**DATASET RECORDS**.
::::::::
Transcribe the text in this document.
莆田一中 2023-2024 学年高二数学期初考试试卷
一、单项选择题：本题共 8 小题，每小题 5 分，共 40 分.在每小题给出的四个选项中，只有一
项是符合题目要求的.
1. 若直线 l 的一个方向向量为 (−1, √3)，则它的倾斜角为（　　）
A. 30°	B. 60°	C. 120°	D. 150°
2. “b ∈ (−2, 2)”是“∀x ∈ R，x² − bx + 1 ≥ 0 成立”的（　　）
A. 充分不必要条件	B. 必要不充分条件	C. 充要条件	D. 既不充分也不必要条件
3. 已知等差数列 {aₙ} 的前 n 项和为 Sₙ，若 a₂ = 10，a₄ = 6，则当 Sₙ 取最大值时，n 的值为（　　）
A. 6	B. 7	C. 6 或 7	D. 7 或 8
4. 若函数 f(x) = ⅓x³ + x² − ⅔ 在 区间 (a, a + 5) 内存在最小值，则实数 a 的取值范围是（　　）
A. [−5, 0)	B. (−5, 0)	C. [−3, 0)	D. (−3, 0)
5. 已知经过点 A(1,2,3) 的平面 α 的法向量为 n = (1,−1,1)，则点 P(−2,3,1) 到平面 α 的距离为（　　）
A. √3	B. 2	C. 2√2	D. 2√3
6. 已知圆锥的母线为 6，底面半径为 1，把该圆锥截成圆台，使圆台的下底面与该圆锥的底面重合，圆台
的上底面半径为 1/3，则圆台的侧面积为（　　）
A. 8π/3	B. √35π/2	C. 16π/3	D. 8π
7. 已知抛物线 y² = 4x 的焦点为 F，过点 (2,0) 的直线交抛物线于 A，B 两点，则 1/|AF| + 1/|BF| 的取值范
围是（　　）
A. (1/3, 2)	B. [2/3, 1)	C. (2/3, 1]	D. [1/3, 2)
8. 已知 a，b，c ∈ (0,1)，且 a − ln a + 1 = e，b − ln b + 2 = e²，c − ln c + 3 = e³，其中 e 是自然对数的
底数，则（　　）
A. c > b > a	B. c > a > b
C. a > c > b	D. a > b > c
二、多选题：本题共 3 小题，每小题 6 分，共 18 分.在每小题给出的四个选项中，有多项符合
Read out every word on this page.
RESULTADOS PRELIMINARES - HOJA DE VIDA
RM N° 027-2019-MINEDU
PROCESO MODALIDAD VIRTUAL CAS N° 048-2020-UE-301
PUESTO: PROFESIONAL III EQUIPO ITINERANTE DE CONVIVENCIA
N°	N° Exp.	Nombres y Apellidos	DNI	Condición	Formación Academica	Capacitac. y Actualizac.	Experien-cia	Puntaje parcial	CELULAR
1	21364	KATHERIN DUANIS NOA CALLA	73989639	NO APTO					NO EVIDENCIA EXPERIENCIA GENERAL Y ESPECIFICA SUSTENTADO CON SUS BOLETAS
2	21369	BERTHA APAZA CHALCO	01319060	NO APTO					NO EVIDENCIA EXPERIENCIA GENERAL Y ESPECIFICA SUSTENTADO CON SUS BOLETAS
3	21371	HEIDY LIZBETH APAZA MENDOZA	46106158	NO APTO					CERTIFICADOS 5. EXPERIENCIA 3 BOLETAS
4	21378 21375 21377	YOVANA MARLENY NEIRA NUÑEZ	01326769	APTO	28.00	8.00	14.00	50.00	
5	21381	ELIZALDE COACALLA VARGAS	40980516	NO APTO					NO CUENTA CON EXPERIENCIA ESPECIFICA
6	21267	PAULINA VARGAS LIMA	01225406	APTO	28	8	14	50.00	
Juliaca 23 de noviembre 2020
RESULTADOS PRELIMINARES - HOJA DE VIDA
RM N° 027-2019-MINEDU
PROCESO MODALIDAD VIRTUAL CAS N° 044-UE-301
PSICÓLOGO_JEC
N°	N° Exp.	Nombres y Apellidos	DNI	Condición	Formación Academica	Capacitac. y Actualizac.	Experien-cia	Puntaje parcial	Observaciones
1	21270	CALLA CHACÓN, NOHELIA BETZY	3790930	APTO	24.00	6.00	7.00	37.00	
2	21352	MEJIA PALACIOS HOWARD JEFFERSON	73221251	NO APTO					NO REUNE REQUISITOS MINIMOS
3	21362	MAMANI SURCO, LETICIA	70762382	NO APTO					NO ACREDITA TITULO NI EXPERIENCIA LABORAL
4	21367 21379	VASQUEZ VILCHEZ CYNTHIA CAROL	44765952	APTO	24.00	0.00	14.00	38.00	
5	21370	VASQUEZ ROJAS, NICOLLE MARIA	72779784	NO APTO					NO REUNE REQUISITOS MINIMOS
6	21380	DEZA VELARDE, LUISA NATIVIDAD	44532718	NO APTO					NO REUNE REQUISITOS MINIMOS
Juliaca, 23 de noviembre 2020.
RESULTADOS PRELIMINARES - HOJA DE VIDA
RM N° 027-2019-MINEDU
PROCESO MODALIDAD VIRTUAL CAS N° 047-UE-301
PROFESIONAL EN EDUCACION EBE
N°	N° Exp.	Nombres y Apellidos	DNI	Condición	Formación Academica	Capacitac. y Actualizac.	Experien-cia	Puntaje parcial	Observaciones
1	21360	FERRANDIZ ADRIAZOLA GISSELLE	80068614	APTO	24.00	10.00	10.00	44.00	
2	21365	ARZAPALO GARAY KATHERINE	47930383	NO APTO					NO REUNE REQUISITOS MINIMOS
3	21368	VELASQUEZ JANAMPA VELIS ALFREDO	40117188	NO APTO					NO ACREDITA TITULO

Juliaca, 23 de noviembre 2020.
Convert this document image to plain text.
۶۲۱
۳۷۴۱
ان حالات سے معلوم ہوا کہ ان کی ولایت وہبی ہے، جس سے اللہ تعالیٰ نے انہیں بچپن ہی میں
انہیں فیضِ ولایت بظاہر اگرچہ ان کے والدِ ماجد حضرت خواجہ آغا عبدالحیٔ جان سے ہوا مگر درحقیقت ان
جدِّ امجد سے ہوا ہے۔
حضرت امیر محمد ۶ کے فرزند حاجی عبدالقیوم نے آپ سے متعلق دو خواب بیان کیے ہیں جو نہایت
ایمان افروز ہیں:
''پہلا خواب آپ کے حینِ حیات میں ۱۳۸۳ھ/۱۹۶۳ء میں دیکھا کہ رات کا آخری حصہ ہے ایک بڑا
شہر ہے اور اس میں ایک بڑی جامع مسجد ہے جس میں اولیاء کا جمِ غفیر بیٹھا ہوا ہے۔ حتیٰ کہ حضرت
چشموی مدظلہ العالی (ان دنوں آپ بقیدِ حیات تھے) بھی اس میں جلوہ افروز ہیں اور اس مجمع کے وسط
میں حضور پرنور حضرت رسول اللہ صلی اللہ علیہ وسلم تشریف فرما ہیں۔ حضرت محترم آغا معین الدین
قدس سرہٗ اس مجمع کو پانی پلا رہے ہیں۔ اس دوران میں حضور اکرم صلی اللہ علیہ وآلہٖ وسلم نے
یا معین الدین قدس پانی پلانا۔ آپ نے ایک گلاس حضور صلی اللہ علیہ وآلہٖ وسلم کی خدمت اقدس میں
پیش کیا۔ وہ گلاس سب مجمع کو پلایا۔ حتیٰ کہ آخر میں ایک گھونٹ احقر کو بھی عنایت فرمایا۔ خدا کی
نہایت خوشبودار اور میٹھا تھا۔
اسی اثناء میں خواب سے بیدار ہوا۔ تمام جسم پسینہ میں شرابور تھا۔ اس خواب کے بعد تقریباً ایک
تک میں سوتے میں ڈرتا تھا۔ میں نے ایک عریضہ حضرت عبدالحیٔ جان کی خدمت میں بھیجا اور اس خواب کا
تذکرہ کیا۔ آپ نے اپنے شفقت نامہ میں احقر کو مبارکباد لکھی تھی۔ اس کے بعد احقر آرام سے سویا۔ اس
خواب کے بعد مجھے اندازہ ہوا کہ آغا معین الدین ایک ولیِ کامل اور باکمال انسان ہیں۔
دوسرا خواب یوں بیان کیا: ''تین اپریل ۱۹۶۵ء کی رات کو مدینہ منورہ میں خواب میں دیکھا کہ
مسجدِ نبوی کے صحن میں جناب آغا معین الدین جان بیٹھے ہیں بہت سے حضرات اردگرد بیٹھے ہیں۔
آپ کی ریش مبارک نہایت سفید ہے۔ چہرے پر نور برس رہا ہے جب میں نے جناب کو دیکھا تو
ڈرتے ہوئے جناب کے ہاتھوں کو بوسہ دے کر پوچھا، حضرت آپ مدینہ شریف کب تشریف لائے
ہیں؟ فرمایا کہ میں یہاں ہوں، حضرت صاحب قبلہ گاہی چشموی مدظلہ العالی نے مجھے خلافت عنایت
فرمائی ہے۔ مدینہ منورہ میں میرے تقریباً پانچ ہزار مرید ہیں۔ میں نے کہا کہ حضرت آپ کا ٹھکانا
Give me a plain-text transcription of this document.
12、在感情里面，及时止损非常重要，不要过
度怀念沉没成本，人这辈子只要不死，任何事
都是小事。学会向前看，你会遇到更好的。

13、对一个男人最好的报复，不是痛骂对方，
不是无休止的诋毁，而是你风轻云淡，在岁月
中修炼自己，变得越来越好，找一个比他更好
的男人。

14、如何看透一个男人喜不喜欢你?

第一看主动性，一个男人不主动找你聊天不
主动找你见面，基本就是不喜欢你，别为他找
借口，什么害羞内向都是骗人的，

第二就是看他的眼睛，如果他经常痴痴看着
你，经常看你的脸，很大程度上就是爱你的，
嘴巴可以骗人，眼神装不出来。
::::::::
**REQUIREMENTS**. Pick out every line of the listing containing the word "this", and show those lines.

**FINAL ANSWER**.
Transcribe the text in this document.
Read out every word on this page.
Convert this document image to plain text.
Give me a plain-text transcription of this document.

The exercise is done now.